PROBLEM DESCRIPTION. Do not include the pictures; repeat the rest of the data exactly.

TASK MATERIAL.
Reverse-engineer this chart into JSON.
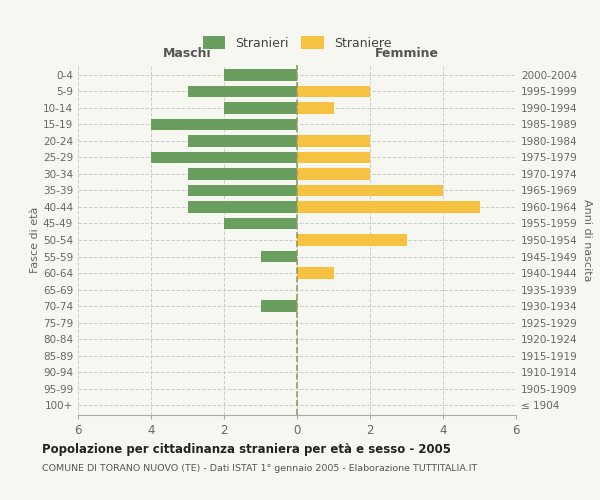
{
  "age_groups": [
    "100+",
    "95-99",
    "90-94",
    "85-89",
    "80-84",
    "75-79",
    "70-74",
    "65-69",
    "60-64",
    "55-59",
    "50-54",
    "45-49",
    "40-44",
    "35-39",
    "30-34",
    "25-29",
    "20-24",
    "15-19",
    "10-14",
    "5-9",
    "0-4"
  ],
  "birth_years": [
    "≤ 1904",
    "1905-1909",
    "1910-1914",
    "1915-1919",
    "1920-1924",
    "1925-1929",
    "1930-1934",
    "1935-1939",
    "1940-1944",
    "1945-1949",
    "1950-1954",
    "1955-1959",
    "1960-1964",
    "1965-1969",
    "1970-1974",
    "1975-1979",
    "1980-1984",
    "1985-1989",
    "1990-1994",
    "1995-1999",
    "2000-2004"
  ],
  "males": [
    0,
    0,
    0,
    0,
    0,
    0,
    1,
    0,
    0,
    1,
    0,
    2,
    3,
    3,
    3,
    4,
    3,
    4,
    2,
    3,
    2
  ],
  "females": [
    0,
    0,
    0,
    0,
    0,
    0,
    0,
    0,
    1,
    0,
    3,
    0,
    5,
    4,
    2,
    2,
    2,
    0,
    1,
    2,
    0
  ],
  "color_male": "#6a9e5e",
  "color_female": "#f5c242",
  "color_zero_line": "#999966",
  "xlim": 6,
  "xlabel_left": "Maschi",
  "xlabel_right": "Femmine",
  "ylabel_left": "Fasce di età",
  "ylabel_right": "Anni di nascita",
  "legend_male": "Stranieri",
  "legend_female": "Straniere",
  "title": "Popolazione per cittadinanza straniera per età e sesso - 2005",
  "subtitle": "COMUNE DI TORANO NUOVO (TE) - Dati ISTAT 1° gennaio 2005 - Elaborazione TUTTITALIA.IT",
  "bg_color": "#f7f7f2",
  "grid_color": "#cccccc"
}
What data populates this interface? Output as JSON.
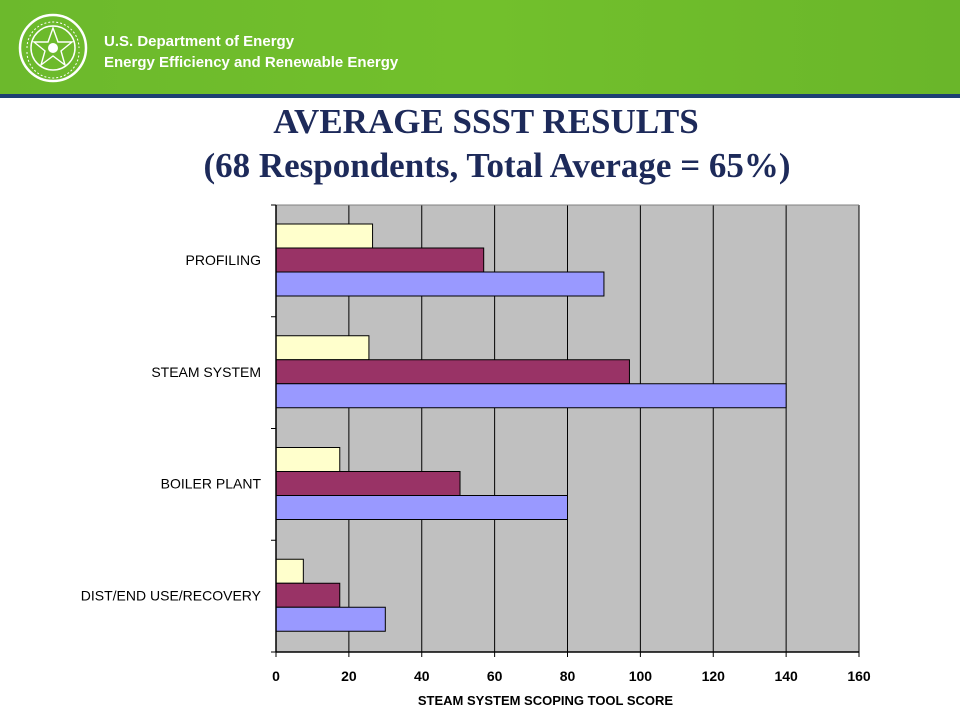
{
  "header": {
    "agency_line1": "U.S. Department of Energy",
    "agency_line2": "Energy Efficiency and Renewable Energy",
    "banner_color": "#70bd2c",
    "rule_color": "#1d3f73"
  },
  "slide": {
    "title_line1": "AVERAGE SSST RESULTS",
    "title_line2": "(68 Respondents, Total Average = 65%)"
  },
  "chart_data": {
    "type": "bar",
    "orientation": "horizontal",
    "categories": [
      "PROFILING",
      "STEAM SYSTEM",
      "BOILER PLANT",
      "DIST/END USE/RECOVERY"
    ],
    "series": [
      {
        "values": [
          26.5,
          25.5,
          17.5,
          7.5
        ],
        "color": "#ffffcc"
      },
      {
        "values": [
          57,
          97,
          50.5,
          17.5
        ],
        "color": "#993366"
      },
      {
        "values": [
          90,
          140,
          80,
          30
        ],
        "color": "#9999ff"
      }
    ],
    "xlabel": "STEAM SYSTEM SCOPING TOOL SCORE",
    "ylabel": "",
    "xlim": [
      0,
      160
    ],
    "xticks": [
      0,
      20,
      40,
      60,
      80,
      100,
      120,
      140,
      160
    ],
    "grid": true,
    "legend": "none",
    "plot_background": "#c0c0c0"
  }
}
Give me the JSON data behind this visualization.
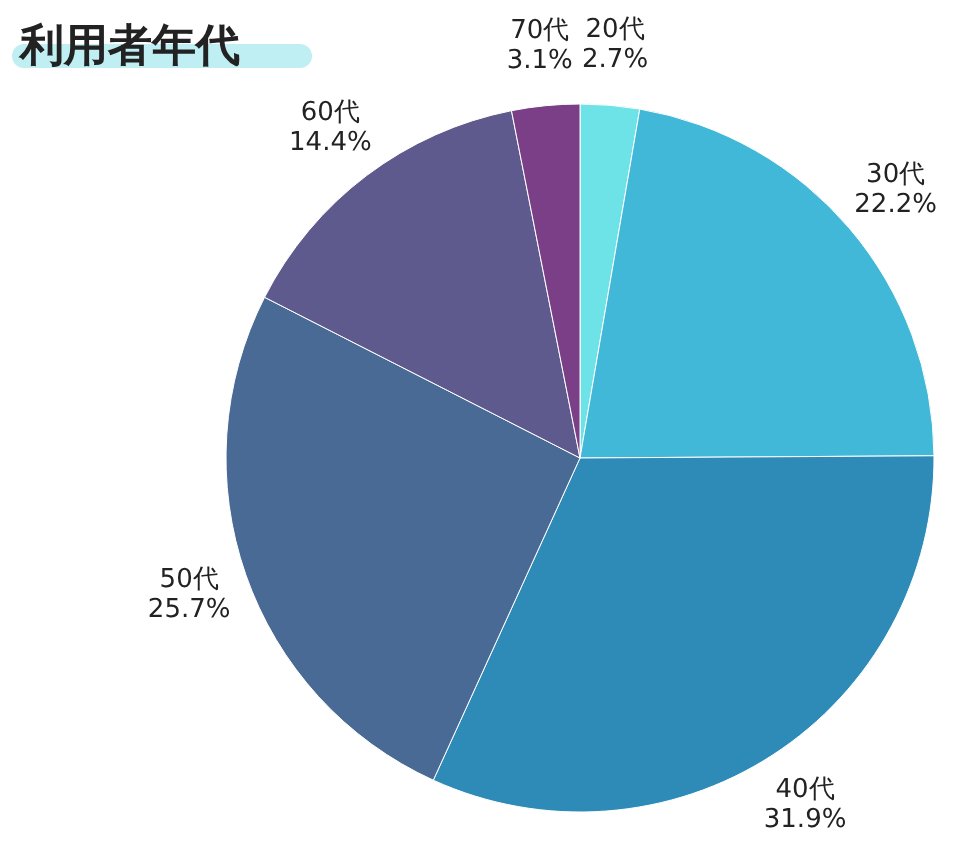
{
  "chart_data": {
    "type": "pie",
    "title": "利用者年代",
    "categories": [
      "20代",
      "30代",
      "40代",
      "50代",
      "60代",
      "70代"
    ],
    "values": [
      2.7,
      22.2,
      31.9,
      25.7,
      14.4,
      3.1
    ],
    "value_labels": [
      "2.7%",
      "22.2%",
      "31.9%",
      "25.7%",
      "14.4%",
      "3.1%"
    ],
    "colors": [
      "#6de3e8",
      "#42b8d8",
      "#2e8bb8",
      "#4a6a96",
      "#5f5a8e",
      "#7a3f86"
    ]
  }
}
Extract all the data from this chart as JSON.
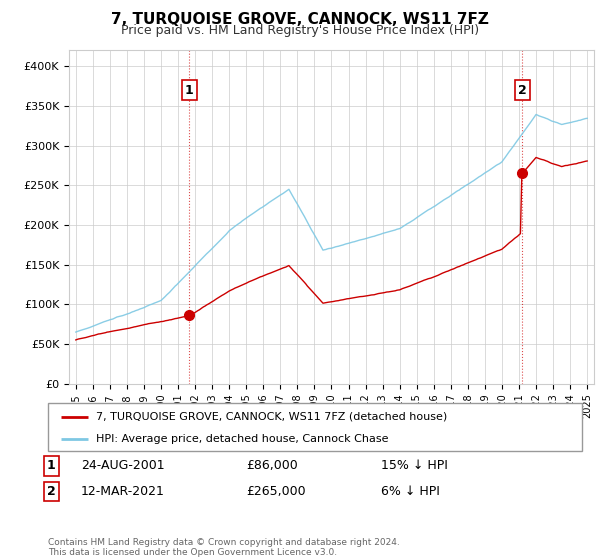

FULL RESPONSE.
Reverse-engineer this chart into JSON.
{
  "age_groups": [
    "100+",
    "95-99",
    "90-94",
    "85-89",
    "80-84",
    "75-79",
    "70-74",
    "65-69",
    "60-64",
    "55-59",
    "50-54",
    "45-49",
    "40-44",
    "35-39",
    "30-34",
    "25-29",
    "20-24",
    "15-19",
    "10-14",
    "5-9",
    "0-4"
  ],
  "birth_years": [
    "≤ 1904",
    "1905-1909",
    "1910-1914",
    "1915-1919",
    "1920-1924",
    "1925-1929",
    "1930-1934",
    "1935-1939",
    "1940-1944",
    "1945-1949",
    "1950-1954",
    "1955-1959",
    "1960-1964",
    "1965-1969",
    "1970-1974",
    "1975-1979",
    "1980-1984",
    "1985-1989",
    "1990-1994",
    "1995-1999",
    "2000-2004"
  ],
  "males": [
    0,
    0,
    0,
    0,
    0,
    0,
    1,
    0,
    0,
    1,
    0,
    2,
    3,
    3,
    3,
    4,
    3,
    4,
    2,
    3,
    2
  ],
  "females": [
    0,
    0,
    0,
    0,
    0,
    0,
    0,
    0,
    1,
    0,
    3,
    0,
    5,
    4,
    2,
    2,
    2,
    0,
    1,
    2,
    0
  ],
  "color_male": "#6a9e5e",
  "color_female": "#f5c242",
  "color_zero_line": "#999966",
  "xlim": 6,
  "xlabel_left": "Maschi",
  "xlabel_right": "Femmine",
  "ylabel_left": "Fasce di età",
  "ylabel_right": "Anni di nascita",
  "legend_male": "Stranieri",
  "legend_female": "Straniere",
  "title": "Popolazione per cittadinanza straniera per età e sesso - 2005",
  "subtitle": "COMUNE DI TORANO NUOVO (TE) - Dati ISTAT 1° gennaio 2005 - Elaborazione TUTTITALIA.IT",
  "bg_color": "#f7f7f2",
  "grid_color": "#cccccc"
}
What data populates this interface? Output as JSON.
{
  "header": {
    "agency_line1": "U.S. Department of Energy",
    "agency_line2": "Energy Efficiency and Renewable Energy",
    "banner_color": "#70bd2c",
    "rule_color": "#1d3f73"
  },
  "slide": {
    "title_line1": "AVERAGE SSST RESULTS",
    "title_line2": "(68 Respondents, Total Average = 65%)"
  },
  "chart_data": {
    "type": "bar",
    "orientation": "horizontal",
    "categories": [
      "PROFILING",
      "STEAM SYSTEM",
      "BOILER PLANT",
      "DIST/END USE/RECOVERY"
    ],
    "series": [
      {
        "values": [
          26.5,
          25.5,
          17.5,
          7.5
        ],
        "color": "#ffffcc"
      },
      {
        "values": [
          57,
          97,
          50.5,
          17.5
        ],
        "color": "#993366"
      },
      {
        "values": [
          90,
          140,
          80,
          30
        ],
        "color": "#9999ff"
      }
    ],
    "xlabel": "STEAM SYSTEM SCOPING TOOL SCORE",
    "ylabel": "",
    "xlim": [
      0,
      160
    ],
    "xticks": [
      0,
      20,
      40,
      60,
      80,
      100,
      120,
      140,
      160
    ],
    "grid": true,
    "legend": "none",
    "plot_background": "#c0c0c0"
  }
}
Give me the JSON data behind this visualization.
{
  "chart_data": {
    "type": "pie",
    "title": "利用者年代",
    "categories": [
      "20代",
      "30代",
      "40代",
      "50代",
      "60代",
      "70代"
    ],
    "values": [
      2.7,
      22.2,
      31.9,
      25.7,
      14.4,
      3.1
    ],
    "value_labels": [
      "2.7%",
      "22.2%",
      "31.9%",
      "25.7%",
      "14.4%",
      "3.1%"
    ],
    "colors": [
      "#6de3e8",
      "#42b8d8",
      "#2e8bb8",
      "#4a6a96",
      "#5f5a8e",
      "#7a3f86"
    ]
  }
}
Extract all the data from this chart as JSON.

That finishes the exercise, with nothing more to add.